TASK GOAL: Pull out every line with the word "date" from the entries below.

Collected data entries

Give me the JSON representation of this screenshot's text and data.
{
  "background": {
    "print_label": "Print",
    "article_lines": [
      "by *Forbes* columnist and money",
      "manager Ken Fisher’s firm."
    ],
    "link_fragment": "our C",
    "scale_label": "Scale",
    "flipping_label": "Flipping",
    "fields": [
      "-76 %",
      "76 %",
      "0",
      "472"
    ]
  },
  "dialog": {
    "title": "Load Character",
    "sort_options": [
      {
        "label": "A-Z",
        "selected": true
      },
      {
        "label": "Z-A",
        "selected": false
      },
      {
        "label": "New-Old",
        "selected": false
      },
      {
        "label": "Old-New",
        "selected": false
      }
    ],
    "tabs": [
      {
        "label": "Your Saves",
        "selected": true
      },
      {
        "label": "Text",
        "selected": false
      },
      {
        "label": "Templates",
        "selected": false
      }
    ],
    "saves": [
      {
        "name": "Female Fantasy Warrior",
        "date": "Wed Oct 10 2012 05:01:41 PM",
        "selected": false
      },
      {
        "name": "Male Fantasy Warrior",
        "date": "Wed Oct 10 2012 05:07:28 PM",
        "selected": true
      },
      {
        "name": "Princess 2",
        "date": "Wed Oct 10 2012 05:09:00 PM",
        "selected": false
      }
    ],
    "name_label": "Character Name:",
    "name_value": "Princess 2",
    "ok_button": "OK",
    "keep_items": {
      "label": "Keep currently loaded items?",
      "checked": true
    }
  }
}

TASK RESULT:
        "date": "Wed Oct 10 2012 05:01:41 PM",
        "date": "Wed Oct 10 2012 05:07:28 PM",
        "date": "Wed Oct 10 2012 05:09:00 PM",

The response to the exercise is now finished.